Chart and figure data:
------------------------------------------------------------
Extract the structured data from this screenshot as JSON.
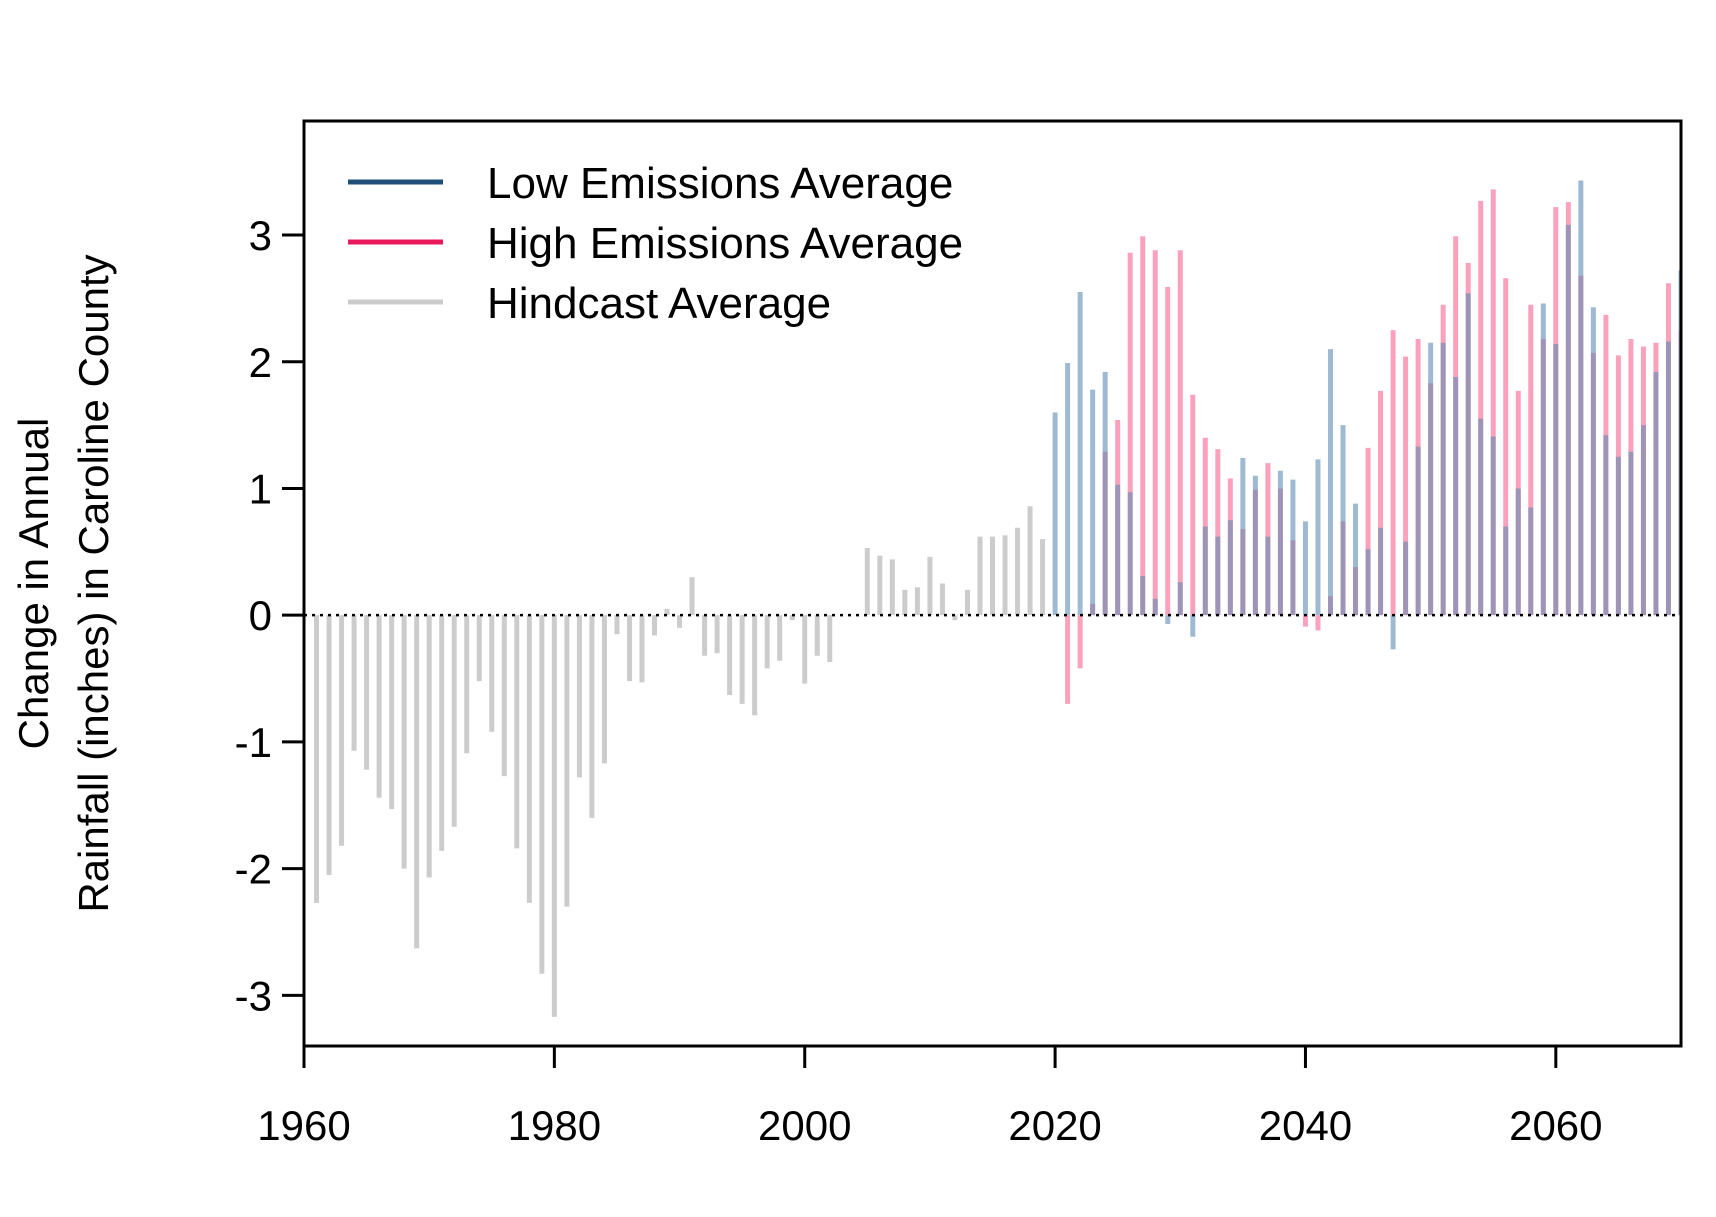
{
  "chart_data": {
    "type": "bar",
    "title": "",
    "xlabel": "",
    "ylabel_line1": "Change in Annual",
    "ylabel_line2": "Rainfall (inches) in Caroline County",
    "xlim": [
      1960,
      2070
    ],
    "ylim": [
      -3.4,
      3.9
    ],
    "xticks": [
      1960,
      1980,
      2000,
      2020,
      2040,
      2060
    ],
    "yticks": [
      -3,
      -2,
      -1,
      0,
      1,
      2,
      3
    ],
    "xtick_labels": [
      "1960",
      "1980",
      "2000",
      "2020",
      "2040",
      "2060"
    ],
    "ytick_labels": [
      "-3",
      "-2",
      "-1",
      "0",
      "1",
      "2",
      "3"
    ],
    "zero_line": "dotted",
    "grid": false,
    "legend_position": "top-left",
    "legend": [
      {
        "name": "Low Emissions Average",
        "color": "#1f4e79"
      },
      {
        "name": "High Emissions Average",
        "color": "#e8195a"
      },
      {
        "name": "Hindcast Average",
        "color": "#cccccc"
      }
    ],
    "series": [
      {
        "name": "Hindcast Average",
        "color": "#cccccc",
        "x": [
          1961,
          1962,
          1963,
          1964,
          1965,
          1966,
          1967,
          1968,
          1969,
          1970,
          1971,
          1972,
          1973,
          1974,
          1975,
          1976,
          1977,
          1978,
          1979,
          1980,
          1981,
          1982,
          1983,
          1984,
          1985,
          1986,
          1987,
          1988,
          1989,
          1990,
          1991,
          1992,
          1993,
          1994,
          1995,
          1996,
          1997,
          1998,
          1999,
          2000,
          2001,
          2002,
          2003,
          2004,
          2005,
          2006,
          2007,
          2008,
          2009,
          2010,
          2011,
          2012,
          2013,
          2014,
          2015,
          2016,
          2017,
          2018,
          2019
        ],
        "values": [
          -2.27,
          -2.05,
          -1.82,
          -1.07,
          -1.22,
          -1.44,
          -1.53,
          -2.0,
          -2.63,
          -2.07,
          -1.86,
          -1.67,
          -1.09,
          -0.52,
          -0.92,
          -1.27,
          -1.84,
          -2.27,
          -2.83,
          -3.17,
          -2.3,
          -1.28,
          -1.6,
          -1.17,
          -0.15,
          -0.52,
          -0.53,
          -0.16,
          0.05,
          -0.1,
          0.3,
          -0.32,
          -0.3,
          -0.63,
          -0.7,
          -0.79,
          -0.42,
          -0.36,
          -0.04,
          -0.54,
          -0.32,
          -0.37,
          0.0,
          0.0,
          0.53,
          0.47,
          0.44,
          0.2,
          0.22,
          0.46,
          0.25,
          -0.04,
          0.2,
          0.62,
          0.62,
          0.63,
          0.69,
          0.86,
          0.6
        ]
      },
      {
        "name": "Low Emissions Average",
        "color": "#1f4e79",
        "x": [
          2020,
          2021,
          2022,
          2023,
          2024,
          2025,
          2026,
          2027,
          2028,
          2029,
          2030,
          2031,
          2032,
          2033,
          2034,
          2035,
          2036,
          2037,
          2038,
          2039,
          2040,
          2041,
          2042,
          2043,
          2044,
          2045,
          2046,
          2047,
          2048,
          2049,
          2050,
          2051,
          2052,
          2053,
          2054,
          2055,
          2056,
          2057,
          2058,
          2059,
          2060,
          2061,
          2062,
          2063,
          2064,
          2065,
          2066,
          2067,
          2068,
          2069,
          2070
        ],
        "values": [
          1.6,
          1.99,
          2.55,
          1.78,
          1.92,
          1.03,
          0.97,
          0.31,
          0.13,
          -0.07,
          0.26,
          -0.17,
          0.7,
          0.62,
          0.75,
          1.24,
          1.1,
          0.62,
          1.14,
          1.07,
          0.74,
          1.23,
          2.1,
          1.5,
          0.88,
          0.52,
          0.69,
          -0.27,
          0.58,
          1.33,
          2.15,
          2.15,
          1.88,
          2.54,
          1.55,
          1.41,
          0.7,
          1.0,
          0.85,
          2.46,
          2.14,
          3.08,
          3.43,
          2.43,
          1.42,
          1.25,
          1.29,
          1.5,
          1.92,
          2.16,
          2.72
        ]
      },
      {
        "name": "High Emissions Average",
        "color": "#e8195a",
        "x": [
          2020,
          2021,
          2022,
          2023,
          2024,
          2025,
          2026,
          2027,
          2028,
          2029,
          2030,
          2031,
          2032,
          2033,
          2034,
          2035,
          2036,
          2037,
          2038,
          2039,
          2040,
          2041,
          2042,
          2043,
          2044,
          2045,
          2046,
          2047,
          2048,
          2049,
          2050,
          2051,
          2052,
          2053,
          2054,
          2055,
          2056,
          2057,
          2058,
          2059,
          2060,
          2061,
          2062,
          2063,
          2064,
          2065,
          2066,
          2067,
          2068,
          2069,
          2070
        ],
        "values": [
          0.0,
          -0.7,
          -0.42,
          0.09,
          1.29,
          1.54,
          2.86,
          2.99,
          2.88,
          2.59,
          2.88,
          1.74,
          1.4,
          1.31,
          1.08,
          0.68,
          0.99,
          1.2,
          1.0,
          0.59,
          -0.09,
          -0.12,
          0.15,
          0.74,
          0.38,
          1.32,
          1.77,
          2.25,
          2.04,
          2.18,
          1.83,
          2.45,
          2.99,
          2.78,
          3.27,
          3.36,
          2.66,
          1.77,
          2.45,
          2.18,
          3.22,
          3.26,
          2.68,
          2.07,
          2.37,
          2.05,
          2.18,
          2.12,
          2.15,
          2.62,
          2.25
        ]
      }
    ]
  }
}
------------------------------------------------------------
Extract the full listing exactly, with the pictures left out.

Exercise output
Extract the structured data from this screenshot as JSON.
{
  "chart_data": {
    "type": "bar",
    "title": "",
    "xlabel": "",
    "ylabel_line1": "Change in Annual",
    "ylabel_line2": "Rainfall (inches) in Caroline County",
    "xlim": [
      1960,
      2070
    ],
    "ylim": [
      -3.4,
      3.9
    ],
    "xticks": [
      1960,
      1980,
      2000,
      2020,
      2040,
      2060
    ],
    "yticks": [
      -3,
      -2,
      -1,
      0,
      1,
      2,
      3
    ],
    "xtick_labels": [
      "1960",
      "1980",
      "2000",
      "2020",
      "2040",
      "2060"
    ],
    "ytick_labels": [
      "-3",
      "-2",
      "-1",
      "0",
      "1",
      "2",
      "3"
    ],
    "zero_line": "dotted",
    "grid": false,
    "legend_position": "top-left",
    "legend": [
      {
        "name": "Low Emissions Average",
        "color": "#1f4e79"
      },
      {
        "name": "High Emissions Average",
        "color": "#e8195a"
      },
      {
        "name": "Hindcast Average",
        "color": "#cccccc"
      }
    ],
    "series": [
      {
        "name": "Hindcast Average",
        "color": "#cccccc",
        "x": [
          1961,
          1962,
          1963,
          1964,
          1965,
          1966,
          1967,
          1968,
          1969,
          1970,
          1971,
          1972,
          1973,
          1974,
          1975,
          1976,
          1977,
          1978,
          1979,
          1980,
          1981,
          1982,
          1983,
          1984,
          1985,
          1986,
          1987,
          1988,
          1989,
          1990,
          1991,
          1992,
          1993,
          1994,
          1995,
          1996,
          1997,
          1998,
          1999,
          2000,
          2001,
          2002,
          2003,
          2004,
          2005,
          2006,
          2007,
          2008,
          2009,
          2010,
          2011,
          2012,
          2013,
          2014,
          2015,
          2016,
          2017,
          2018,
          2019
        ],
        "values": [
          -2.27,
          -2.05,
          -1.82,
          -1.07,
          -1.22,
          -1.44,
          -1.53,
          -2.0,
          -2.63,
          -2.07,
          -1.86,
          -1.67,
          -1.09,
          -0.52,
          -0.92,
          -1.27,
          -1.84,
          -2.27,
          -2.83,
          -3.17,
          -2.3,
          -1.28,
          -1.6,
          -1.17,
          -0.15,
          -0.52,
          -0.53,
          -0.16,
          0.05,
          -0.1,
          0.3,
          -0.32,
          -0.3,
          -0.63,
          -0.7,
          -0.79,
          -0.42,
          -0.36,
          -0.04,
          -0.54,
          -0.32,
          -0.37,
          0.0,
          0.0,
          0.53,
          0.47,
          0.44,
          0.2,
          0.22,
          0.46,
          0.25,
          -0.04,
          0.2,
          0.62,
          0.62,
          0.63,
          0.69,
          0.86,
          0.6
        ]
      },
      {
        "name": "Low Emissions Average",
        "color": "#1f4e79",
        "x": [
          2020,
          2021,
          2022,
          2023,
          2024,
          2025,
          2026,
          2027,
          2028,
          2029,
          2030,
          2031,
          2032,
          2033,
          2034,
          2035,
          2036,
          2037,
          2038,
          2039,
          2040,
          2041,
          2042,
          2043,
          2044,
          2045,
          2046,
          2047,
          2048,
          2049,
          2050,
          2051,
          2052,
          2053,
          2054,
          2055,
          2056,
          2057,
          2058,
          2059,
          2060,
          2061,
          2062,
          2063,
          2064,
          2065,
          2066,
          2067,
          2068,
          2069,
          2070
        ],
        "values": [
          1.6,
          1.99,
          2.55,
          1.78,
          1.92,
          1.03,
          0.97,
          0.31,
          0.13,
          -0.07,
          0.26,
          -0.17,
          0.7,
          0.62,
          0.75,
          1.24,
          1.1,
          0.62,
          1.14,
          1.07,
          0.74,
          1.23,
          2.1,
          1.5,
          0.88,
          0.52,
          0.69,
          -0.27,
          0.58,
          1.33,
          2.15,
          2.15,
          1.88,
          2.54,
          1.55,
          1.41,
          0.7,
          1.0,
          0.85,
          2.46,
          2.14,
          3.08,
          3.43,
          2.43,
          1.42,
          1.25,
          1.29,
          1.5,
          1.92,
          2.16,
          2.72
        ]
      },
      {
        "name": "High Emissions Average",
        "color": "#e8195a",
        "x": [
          2020,
          2021,
          2022,
          2023,
          2024,
          2025,
          2026,
          2027,
          2028,
          2029,
          2030,
          2031,
          2032,
          2033,
          2034,
          2035,
          2036,
          2037,
          2038,
          2039,
          2040,
          2041,
          2042,
          2043,
          2044,
          2045,
          2046,
          2047,
          2048,
          2049,
          2050,
          2051,
          2052,
          2053,
          2054,
          2055,
          2056,
          2057,
          2058,
          2059,
          2060,
          2061,
          2062,
          2063,
          2064,
          2065,
          2066,
          2067,
          2068,
          2069,
          2070
        ],
        "values": [
          0.0,
          -0.7,
          -0.42,
          0.09,
          1.29,
          1.54,
          2.86,
          2.99,
          2.88,
          2.59,
          2.88,
          1.74,
          1.4,
          1.31,
          1.08,
          0.68,
          0.99,
          1.2,
          1.0,
          0.59,
          -0.09,
          -0.12,
          0.15,
          0.74,
          0.38,
          1.32,
          1.77,
          2.25,
          2.04,
          2.18,
          1.83,
          2.45,
          2.99,
          2.78,
          3.27,
          3.36,
          2.66,
          1.77,
          2.45,
          2.18,
          3.22,
          3.26,
          2.68,
          2.07,
          2.37,
          2.05,
          2.18,
          2.12,
          2.15,
          2.62,
          2.25
        ]
      }
    ]
  }
}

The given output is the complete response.